WORK TO DO: Wherever a line holds the word "values", copy that line out.

Items listed in a dataset
□ □ □ □ □
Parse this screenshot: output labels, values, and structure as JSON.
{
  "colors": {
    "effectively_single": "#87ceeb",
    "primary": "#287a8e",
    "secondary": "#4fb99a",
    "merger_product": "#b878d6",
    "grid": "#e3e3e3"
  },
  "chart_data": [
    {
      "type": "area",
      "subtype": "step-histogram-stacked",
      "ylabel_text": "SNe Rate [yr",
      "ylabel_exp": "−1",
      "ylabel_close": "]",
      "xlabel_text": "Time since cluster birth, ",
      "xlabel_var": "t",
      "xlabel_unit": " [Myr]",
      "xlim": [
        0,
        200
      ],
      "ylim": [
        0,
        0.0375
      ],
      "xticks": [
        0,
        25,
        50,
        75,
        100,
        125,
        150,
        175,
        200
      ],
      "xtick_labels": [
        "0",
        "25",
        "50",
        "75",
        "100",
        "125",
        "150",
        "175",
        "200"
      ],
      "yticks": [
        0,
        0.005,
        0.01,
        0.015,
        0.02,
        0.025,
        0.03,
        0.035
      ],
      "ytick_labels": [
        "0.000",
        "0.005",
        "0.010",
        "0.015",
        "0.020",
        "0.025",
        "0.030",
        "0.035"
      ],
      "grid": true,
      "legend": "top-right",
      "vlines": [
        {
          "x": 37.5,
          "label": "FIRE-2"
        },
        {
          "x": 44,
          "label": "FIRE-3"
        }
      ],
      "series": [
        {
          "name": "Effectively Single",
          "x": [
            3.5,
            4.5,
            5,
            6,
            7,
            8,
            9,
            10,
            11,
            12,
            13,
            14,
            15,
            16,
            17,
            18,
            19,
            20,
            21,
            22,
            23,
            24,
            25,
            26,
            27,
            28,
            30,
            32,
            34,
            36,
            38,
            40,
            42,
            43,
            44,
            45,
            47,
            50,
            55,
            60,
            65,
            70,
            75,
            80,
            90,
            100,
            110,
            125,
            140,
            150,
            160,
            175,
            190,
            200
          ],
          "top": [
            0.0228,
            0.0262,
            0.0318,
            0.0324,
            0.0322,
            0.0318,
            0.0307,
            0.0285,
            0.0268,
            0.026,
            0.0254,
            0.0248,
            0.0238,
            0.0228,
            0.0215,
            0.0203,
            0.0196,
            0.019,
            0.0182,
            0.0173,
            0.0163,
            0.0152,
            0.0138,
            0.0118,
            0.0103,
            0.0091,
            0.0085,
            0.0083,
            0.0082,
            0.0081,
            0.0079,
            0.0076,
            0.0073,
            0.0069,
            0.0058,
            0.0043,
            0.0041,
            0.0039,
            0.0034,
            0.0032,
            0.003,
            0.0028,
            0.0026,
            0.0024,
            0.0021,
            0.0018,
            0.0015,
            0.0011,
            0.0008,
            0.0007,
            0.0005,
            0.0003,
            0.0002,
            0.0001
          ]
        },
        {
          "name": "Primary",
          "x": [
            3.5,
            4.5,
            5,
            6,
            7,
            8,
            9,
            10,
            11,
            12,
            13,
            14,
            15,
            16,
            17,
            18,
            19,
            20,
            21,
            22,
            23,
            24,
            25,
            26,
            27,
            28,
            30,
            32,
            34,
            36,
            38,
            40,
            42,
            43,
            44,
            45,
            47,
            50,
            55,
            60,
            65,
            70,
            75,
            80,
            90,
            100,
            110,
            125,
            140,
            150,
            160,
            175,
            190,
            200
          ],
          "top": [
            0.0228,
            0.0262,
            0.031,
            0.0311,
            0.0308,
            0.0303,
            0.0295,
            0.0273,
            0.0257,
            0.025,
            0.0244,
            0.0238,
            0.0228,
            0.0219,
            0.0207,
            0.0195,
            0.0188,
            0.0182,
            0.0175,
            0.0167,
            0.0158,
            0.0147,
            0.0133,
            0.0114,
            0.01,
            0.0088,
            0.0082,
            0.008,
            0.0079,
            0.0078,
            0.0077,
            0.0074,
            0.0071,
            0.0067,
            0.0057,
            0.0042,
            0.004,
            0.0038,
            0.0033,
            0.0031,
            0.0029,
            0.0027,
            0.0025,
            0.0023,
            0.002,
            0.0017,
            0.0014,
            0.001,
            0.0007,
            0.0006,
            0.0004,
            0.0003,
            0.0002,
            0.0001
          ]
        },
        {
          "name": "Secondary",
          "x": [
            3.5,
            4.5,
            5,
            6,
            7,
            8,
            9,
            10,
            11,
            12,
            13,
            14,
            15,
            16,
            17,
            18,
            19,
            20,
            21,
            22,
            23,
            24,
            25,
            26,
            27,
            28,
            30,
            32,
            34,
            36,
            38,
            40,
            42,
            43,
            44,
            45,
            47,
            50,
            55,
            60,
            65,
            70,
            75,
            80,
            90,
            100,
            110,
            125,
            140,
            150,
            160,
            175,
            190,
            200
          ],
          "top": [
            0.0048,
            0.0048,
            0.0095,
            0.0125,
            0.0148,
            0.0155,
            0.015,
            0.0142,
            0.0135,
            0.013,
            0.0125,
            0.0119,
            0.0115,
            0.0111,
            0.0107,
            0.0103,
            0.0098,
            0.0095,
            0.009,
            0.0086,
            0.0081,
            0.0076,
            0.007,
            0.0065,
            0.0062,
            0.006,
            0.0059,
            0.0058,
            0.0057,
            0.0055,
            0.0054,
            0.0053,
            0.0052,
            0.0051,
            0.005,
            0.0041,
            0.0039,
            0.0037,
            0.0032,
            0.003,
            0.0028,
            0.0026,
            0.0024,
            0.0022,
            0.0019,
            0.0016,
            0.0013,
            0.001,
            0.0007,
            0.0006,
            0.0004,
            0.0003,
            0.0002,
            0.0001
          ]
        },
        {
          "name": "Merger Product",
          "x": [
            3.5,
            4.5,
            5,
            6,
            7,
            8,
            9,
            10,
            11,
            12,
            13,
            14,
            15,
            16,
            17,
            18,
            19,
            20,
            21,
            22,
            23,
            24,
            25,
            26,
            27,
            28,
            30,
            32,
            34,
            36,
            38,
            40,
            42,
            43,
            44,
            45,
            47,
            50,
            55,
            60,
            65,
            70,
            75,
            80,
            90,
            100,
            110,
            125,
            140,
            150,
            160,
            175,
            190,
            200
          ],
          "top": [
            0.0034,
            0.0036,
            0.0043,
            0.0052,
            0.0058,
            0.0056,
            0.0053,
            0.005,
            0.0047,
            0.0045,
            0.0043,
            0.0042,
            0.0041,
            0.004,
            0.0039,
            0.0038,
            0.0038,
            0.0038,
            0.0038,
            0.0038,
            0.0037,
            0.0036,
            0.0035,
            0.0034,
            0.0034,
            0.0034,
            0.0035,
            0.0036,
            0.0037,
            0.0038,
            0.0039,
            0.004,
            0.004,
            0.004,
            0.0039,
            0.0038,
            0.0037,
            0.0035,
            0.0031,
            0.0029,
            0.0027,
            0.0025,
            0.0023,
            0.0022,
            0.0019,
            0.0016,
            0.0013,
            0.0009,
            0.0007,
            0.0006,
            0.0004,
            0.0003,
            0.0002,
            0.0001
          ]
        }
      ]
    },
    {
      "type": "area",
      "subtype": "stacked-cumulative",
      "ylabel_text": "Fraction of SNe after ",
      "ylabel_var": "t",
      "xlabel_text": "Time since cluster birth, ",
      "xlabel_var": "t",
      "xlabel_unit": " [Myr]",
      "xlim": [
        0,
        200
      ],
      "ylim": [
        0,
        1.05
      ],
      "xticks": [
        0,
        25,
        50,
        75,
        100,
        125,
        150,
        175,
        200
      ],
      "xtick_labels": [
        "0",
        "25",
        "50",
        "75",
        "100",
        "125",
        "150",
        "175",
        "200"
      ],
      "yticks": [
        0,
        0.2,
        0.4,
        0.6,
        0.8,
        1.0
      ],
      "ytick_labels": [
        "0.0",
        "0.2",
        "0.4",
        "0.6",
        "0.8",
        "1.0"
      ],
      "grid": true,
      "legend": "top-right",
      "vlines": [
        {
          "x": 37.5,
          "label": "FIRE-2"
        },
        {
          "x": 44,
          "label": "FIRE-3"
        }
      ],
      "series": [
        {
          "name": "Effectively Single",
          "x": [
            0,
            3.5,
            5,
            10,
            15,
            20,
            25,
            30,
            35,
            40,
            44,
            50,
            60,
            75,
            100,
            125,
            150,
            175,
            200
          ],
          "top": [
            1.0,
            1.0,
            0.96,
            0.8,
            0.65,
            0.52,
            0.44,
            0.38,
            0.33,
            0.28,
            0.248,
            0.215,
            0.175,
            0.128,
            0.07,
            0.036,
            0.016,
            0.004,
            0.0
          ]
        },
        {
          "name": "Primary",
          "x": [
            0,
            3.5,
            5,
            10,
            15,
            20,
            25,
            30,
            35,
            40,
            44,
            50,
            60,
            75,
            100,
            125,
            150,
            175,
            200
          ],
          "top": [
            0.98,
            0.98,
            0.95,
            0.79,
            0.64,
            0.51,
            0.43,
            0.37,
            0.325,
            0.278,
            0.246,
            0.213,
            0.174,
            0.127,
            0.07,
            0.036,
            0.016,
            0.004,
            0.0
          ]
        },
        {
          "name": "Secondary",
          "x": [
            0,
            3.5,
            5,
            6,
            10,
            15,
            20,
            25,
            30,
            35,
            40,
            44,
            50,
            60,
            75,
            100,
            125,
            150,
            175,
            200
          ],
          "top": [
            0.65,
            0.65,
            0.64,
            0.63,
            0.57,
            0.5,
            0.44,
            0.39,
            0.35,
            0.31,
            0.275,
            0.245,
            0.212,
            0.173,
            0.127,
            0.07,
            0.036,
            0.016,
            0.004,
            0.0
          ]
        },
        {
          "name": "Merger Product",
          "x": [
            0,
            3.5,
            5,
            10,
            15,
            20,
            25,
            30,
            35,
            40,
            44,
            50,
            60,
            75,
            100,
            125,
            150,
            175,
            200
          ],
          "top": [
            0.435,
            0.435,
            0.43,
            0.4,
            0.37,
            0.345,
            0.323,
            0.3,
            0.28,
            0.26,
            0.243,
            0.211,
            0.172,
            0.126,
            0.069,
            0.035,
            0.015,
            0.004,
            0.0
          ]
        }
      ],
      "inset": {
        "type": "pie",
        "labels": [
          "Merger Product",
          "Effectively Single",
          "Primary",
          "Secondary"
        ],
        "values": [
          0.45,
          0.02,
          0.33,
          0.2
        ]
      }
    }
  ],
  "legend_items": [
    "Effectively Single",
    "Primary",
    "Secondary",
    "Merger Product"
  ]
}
□ □ □ □ □
SOLUTION TO THIS EXERCISE:
Parse this screenshot: output labels, values, and structure as JSON.
        "values": [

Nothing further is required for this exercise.